Working data start
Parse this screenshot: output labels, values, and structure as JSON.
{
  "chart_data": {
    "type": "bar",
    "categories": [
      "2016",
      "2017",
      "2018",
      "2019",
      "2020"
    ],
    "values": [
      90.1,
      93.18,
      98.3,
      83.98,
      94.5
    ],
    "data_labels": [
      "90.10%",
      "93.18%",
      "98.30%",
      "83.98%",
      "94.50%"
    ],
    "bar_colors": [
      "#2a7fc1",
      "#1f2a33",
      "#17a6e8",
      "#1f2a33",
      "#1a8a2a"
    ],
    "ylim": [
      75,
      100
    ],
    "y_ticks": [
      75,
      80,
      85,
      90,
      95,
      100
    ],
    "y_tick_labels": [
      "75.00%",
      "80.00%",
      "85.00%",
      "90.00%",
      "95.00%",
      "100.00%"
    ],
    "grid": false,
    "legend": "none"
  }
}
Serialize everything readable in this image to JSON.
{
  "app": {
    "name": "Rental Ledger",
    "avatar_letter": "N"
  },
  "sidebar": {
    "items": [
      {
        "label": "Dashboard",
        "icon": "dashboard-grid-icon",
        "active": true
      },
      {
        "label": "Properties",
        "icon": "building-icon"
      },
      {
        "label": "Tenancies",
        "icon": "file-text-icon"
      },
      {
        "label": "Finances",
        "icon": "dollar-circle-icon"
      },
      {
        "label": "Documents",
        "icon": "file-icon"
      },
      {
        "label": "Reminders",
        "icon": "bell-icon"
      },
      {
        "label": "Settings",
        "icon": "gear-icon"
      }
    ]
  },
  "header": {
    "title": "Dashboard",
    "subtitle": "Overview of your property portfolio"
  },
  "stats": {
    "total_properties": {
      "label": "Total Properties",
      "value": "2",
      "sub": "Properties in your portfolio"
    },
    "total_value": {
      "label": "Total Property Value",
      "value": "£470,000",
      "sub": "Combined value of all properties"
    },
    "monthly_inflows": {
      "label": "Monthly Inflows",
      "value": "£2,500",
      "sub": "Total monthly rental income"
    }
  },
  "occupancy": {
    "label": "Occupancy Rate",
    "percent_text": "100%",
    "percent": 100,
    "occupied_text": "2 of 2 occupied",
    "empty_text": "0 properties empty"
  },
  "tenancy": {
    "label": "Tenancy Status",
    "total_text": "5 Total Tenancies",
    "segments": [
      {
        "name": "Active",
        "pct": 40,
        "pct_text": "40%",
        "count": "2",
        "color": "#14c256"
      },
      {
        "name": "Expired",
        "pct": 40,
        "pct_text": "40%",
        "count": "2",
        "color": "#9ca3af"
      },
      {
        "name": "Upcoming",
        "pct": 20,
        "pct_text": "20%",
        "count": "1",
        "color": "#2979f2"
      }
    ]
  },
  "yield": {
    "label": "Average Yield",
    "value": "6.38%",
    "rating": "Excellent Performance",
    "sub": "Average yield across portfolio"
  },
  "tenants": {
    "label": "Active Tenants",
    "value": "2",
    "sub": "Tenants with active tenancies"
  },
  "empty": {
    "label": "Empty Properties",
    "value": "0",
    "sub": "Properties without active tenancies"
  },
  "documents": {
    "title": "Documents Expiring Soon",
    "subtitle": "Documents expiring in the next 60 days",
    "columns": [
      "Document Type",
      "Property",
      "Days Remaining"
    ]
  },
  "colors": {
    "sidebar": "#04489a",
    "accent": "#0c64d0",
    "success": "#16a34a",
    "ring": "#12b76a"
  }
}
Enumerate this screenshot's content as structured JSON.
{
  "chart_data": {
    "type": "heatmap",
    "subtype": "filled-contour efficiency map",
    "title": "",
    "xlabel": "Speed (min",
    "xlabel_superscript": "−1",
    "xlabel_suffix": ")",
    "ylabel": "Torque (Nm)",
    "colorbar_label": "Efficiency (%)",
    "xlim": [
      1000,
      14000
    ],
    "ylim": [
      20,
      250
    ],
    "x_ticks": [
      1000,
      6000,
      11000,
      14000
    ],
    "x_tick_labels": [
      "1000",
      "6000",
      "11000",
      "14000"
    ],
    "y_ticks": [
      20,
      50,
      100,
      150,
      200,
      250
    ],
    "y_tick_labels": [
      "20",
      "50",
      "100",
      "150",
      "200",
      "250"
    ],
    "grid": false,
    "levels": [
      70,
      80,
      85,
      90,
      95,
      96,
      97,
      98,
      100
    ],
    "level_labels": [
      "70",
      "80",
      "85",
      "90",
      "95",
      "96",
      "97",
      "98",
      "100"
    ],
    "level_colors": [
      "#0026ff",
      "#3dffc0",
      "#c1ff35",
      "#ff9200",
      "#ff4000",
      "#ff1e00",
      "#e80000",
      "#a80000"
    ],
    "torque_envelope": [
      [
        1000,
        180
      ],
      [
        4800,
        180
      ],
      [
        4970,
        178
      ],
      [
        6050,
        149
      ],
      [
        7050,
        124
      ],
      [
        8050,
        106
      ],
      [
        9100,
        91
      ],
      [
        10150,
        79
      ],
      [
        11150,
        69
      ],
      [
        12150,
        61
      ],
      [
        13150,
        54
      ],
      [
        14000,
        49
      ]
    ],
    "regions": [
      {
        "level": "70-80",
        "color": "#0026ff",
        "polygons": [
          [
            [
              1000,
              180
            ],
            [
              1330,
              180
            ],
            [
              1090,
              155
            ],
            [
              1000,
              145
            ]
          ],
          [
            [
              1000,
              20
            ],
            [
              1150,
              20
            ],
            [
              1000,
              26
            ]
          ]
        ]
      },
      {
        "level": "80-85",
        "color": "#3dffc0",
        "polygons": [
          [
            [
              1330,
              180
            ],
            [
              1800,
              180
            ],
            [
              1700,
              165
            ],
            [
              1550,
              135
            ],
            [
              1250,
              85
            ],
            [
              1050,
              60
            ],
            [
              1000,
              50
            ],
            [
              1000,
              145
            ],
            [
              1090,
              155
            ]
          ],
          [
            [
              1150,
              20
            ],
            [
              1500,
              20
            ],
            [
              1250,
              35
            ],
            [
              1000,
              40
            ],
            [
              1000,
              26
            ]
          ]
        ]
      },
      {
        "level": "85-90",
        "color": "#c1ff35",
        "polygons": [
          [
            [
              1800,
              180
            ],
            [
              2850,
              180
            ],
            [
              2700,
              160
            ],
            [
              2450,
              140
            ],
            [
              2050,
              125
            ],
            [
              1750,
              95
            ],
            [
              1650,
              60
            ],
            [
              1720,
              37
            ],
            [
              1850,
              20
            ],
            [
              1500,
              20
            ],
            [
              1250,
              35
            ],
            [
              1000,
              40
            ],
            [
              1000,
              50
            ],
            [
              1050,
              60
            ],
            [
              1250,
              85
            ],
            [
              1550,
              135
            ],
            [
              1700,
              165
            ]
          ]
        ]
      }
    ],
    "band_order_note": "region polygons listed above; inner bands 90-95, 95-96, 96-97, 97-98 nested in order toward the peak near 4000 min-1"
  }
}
Working data end
Objective: Within the records, how many lines include "your"? The answer is the number and nothing else.

Task answer: 2